(Extracted records)
★ ★ ★ ★
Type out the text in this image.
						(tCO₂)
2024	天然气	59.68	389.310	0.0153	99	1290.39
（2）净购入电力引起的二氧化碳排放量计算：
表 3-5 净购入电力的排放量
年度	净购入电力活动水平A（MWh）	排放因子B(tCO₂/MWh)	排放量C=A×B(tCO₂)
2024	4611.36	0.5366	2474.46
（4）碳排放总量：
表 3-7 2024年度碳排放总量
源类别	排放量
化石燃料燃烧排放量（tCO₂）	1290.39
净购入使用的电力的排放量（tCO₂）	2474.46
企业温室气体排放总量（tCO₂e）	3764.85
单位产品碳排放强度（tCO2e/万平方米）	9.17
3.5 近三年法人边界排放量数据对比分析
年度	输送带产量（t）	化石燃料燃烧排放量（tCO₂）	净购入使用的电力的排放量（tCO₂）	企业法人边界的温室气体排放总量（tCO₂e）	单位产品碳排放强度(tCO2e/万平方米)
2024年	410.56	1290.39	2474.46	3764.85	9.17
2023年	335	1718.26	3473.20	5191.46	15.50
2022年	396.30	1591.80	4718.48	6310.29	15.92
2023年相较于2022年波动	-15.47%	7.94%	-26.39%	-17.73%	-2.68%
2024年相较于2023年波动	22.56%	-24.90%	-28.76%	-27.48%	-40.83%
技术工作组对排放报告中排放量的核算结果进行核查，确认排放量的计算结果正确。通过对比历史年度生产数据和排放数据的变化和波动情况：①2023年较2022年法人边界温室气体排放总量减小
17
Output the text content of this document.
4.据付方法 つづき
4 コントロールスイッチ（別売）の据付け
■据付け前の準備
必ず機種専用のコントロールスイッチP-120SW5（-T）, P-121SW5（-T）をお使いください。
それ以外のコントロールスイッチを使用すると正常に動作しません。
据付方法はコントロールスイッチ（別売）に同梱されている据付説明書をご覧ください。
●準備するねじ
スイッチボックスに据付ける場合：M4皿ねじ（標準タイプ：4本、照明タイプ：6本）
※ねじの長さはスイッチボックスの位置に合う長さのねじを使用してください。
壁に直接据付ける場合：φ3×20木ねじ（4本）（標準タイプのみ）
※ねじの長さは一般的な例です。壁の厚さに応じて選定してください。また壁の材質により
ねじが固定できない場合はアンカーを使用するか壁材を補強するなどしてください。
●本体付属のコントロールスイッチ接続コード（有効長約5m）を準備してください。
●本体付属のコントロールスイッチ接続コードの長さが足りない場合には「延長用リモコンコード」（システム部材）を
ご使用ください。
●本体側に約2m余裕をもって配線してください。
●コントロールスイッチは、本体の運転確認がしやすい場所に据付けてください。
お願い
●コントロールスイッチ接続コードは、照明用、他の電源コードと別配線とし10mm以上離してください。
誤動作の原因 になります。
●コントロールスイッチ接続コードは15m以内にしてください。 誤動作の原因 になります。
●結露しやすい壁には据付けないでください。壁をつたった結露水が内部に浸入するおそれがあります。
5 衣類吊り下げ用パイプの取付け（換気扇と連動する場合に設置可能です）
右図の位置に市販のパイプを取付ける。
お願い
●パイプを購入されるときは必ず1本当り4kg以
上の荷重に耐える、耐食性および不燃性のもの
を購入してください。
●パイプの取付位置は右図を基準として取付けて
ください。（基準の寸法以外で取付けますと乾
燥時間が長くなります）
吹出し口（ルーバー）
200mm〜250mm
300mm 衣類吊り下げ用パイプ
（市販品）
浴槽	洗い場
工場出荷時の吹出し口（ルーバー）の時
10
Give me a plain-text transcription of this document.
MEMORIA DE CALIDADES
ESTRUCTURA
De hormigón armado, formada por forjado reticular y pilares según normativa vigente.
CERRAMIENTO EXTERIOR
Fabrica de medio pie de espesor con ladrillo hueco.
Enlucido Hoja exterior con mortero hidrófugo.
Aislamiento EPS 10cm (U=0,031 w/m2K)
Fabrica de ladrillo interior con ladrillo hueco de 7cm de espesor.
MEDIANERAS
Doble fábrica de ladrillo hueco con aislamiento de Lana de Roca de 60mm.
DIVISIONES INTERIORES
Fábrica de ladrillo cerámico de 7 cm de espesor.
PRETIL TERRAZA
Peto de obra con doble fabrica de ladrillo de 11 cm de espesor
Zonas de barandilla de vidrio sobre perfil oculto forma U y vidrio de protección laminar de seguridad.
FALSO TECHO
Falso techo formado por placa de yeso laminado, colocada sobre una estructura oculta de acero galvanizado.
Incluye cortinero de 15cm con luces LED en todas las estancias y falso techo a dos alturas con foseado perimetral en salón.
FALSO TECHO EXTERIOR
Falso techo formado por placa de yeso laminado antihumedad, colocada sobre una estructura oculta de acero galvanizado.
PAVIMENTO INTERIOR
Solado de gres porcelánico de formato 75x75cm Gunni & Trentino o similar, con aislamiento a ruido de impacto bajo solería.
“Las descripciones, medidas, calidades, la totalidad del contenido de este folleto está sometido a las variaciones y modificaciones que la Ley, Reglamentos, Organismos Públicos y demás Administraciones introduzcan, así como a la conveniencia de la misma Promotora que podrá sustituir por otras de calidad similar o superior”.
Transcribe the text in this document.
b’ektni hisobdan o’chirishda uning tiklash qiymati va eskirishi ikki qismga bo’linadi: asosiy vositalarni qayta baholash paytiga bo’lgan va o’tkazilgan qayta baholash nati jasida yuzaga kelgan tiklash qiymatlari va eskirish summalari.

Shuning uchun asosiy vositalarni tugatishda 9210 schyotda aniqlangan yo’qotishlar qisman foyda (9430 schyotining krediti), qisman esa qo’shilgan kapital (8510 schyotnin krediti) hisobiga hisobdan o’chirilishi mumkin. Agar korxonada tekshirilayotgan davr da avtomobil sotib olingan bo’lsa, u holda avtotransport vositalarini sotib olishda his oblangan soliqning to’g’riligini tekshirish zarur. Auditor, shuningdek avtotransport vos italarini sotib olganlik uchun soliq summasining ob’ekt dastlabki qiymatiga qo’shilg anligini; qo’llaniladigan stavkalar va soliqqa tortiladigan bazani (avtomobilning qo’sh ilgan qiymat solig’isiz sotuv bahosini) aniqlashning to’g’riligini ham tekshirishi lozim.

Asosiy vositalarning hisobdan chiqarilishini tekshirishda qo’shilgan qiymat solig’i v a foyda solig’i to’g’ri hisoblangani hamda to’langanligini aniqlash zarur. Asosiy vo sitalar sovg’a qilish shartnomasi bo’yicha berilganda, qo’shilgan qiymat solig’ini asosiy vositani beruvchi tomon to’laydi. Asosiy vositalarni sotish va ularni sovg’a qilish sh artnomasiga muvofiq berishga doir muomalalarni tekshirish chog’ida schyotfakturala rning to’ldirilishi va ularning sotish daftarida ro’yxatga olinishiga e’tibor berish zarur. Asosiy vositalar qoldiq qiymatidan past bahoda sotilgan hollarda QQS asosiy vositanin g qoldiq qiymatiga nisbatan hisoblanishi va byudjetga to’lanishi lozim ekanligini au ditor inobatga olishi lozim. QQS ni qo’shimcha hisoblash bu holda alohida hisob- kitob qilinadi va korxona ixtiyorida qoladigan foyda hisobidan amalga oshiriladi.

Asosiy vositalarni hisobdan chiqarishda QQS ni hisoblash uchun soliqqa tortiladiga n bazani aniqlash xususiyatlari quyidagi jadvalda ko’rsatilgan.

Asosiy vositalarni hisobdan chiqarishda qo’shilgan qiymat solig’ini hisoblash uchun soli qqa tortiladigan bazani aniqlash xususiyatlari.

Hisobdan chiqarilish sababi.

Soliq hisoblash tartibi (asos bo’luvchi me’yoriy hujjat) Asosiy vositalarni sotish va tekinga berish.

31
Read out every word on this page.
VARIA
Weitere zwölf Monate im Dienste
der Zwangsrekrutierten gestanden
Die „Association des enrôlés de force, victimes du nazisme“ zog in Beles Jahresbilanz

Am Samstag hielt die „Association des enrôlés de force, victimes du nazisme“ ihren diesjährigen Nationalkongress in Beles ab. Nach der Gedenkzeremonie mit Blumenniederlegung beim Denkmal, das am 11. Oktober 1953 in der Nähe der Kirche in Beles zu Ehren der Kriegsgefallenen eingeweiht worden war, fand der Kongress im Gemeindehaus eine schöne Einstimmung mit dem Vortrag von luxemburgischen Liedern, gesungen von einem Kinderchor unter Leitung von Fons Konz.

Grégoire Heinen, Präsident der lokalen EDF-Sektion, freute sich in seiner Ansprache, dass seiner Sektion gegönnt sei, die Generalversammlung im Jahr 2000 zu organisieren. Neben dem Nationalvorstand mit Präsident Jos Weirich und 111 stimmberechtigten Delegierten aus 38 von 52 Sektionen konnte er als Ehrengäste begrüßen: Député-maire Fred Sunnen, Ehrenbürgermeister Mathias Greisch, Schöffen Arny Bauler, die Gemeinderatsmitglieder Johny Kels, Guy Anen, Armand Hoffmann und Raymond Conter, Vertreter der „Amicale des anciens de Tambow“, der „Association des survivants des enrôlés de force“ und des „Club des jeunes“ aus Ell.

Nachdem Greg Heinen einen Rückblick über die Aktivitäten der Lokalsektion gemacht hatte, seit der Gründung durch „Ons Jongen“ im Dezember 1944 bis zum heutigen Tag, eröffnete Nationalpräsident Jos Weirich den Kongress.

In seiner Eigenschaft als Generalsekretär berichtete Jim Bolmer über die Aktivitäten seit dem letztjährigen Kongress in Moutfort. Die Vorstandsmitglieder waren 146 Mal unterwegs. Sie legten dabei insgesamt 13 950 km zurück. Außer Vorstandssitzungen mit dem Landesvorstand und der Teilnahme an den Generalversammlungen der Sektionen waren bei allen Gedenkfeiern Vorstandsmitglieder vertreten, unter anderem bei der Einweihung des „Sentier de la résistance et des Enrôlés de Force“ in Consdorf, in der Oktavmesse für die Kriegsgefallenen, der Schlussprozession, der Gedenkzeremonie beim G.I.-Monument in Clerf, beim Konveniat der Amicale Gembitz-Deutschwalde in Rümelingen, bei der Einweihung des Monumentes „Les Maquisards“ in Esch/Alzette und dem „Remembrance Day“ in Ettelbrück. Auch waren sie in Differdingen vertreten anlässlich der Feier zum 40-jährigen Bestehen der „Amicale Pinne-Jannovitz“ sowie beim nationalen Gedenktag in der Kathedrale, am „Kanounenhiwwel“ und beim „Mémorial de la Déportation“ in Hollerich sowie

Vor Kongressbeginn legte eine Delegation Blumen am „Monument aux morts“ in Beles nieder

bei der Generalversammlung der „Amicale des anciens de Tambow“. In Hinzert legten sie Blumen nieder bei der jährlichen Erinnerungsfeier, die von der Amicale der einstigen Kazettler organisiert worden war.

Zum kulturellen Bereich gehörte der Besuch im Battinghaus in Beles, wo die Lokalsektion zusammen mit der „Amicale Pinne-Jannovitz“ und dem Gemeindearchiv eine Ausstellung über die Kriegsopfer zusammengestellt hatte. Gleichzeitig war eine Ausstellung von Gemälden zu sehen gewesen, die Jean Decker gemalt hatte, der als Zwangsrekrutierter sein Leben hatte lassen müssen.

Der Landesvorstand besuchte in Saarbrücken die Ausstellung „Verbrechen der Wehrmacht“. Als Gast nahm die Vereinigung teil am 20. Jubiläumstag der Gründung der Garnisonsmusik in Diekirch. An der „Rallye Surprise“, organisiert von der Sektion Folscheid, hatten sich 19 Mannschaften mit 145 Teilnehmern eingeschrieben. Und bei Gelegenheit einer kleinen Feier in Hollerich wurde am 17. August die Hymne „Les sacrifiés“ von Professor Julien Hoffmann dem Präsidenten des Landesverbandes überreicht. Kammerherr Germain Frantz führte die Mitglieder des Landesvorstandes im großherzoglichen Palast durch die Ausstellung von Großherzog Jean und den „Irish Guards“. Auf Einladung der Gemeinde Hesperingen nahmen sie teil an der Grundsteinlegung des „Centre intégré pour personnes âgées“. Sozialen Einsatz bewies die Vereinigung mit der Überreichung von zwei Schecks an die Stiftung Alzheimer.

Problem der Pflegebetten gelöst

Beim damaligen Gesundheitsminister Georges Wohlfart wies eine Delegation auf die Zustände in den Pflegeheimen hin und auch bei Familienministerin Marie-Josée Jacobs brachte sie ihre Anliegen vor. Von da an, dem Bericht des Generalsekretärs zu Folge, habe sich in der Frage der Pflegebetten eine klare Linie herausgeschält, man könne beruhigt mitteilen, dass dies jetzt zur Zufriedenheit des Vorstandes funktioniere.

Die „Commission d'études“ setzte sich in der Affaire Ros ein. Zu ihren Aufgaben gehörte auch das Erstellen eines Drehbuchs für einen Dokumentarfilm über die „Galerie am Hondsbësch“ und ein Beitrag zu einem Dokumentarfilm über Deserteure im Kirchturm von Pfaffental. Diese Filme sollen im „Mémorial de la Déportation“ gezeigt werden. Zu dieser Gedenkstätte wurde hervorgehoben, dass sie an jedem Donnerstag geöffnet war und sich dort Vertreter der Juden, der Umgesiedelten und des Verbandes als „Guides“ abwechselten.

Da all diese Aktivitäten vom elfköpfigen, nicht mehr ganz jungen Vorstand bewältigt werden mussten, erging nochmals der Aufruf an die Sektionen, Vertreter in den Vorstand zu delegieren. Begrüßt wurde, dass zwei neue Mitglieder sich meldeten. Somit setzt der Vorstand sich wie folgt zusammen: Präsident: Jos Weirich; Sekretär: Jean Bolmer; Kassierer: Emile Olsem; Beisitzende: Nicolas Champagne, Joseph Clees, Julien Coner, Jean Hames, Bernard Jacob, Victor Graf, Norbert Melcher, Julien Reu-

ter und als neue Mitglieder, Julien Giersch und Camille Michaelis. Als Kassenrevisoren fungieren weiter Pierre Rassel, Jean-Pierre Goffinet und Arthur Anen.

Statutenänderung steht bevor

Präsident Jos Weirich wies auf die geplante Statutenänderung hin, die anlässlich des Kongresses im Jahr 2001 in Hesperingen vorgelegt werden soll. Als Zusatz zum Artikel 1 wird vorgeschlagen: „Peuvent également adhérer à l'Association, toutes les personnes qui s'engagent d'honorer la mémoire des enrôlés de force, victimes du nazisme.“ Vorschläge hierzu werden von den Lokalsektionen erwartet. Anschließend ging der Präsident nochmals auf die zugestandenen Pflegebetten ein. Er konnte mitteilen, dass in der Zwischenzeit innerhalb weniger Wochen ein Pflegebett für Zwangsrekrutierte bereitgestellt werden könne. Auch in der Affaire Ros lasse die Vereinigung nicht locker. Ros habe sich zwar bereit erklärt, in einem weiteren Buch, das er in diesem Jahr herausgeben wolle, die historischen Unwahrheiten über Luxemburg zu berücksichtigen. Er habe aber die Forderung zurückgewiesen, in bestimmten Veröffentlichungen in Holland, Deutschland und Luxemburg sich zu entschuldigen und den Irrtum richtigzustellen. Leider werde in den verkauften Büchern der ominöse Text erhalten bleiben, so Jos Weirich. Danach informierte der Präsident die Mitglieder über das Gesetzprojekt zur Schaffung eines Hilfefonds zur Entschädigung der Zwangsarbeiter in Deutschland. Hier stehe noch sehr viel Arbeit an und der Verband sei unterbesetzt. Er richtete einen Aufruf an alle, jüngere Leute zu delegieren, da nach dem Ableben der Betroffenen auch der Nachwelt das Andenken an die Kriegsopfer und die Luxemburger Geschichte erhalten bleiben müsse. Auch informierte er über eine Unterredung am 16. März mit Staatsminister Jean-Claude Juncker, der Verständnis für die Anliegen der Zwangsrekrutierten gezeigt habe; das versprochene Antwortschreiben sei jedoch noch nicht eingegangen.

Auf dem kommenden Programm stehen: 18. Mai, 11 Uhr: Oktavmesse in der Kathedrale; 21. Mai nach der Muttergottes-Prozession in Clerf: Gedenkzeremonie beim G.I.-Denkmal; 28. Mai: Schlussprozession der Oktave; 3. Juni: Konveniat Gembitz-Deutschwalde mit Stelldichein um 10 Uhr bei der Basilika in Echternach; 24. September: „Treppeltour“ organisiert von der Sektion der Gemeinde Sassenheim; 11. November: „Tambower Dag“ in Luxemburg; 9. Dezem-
★ ★ ★ ★
● Written task: Determine how many lines of this listing contain "similar", and give only the number.

● Task response: 2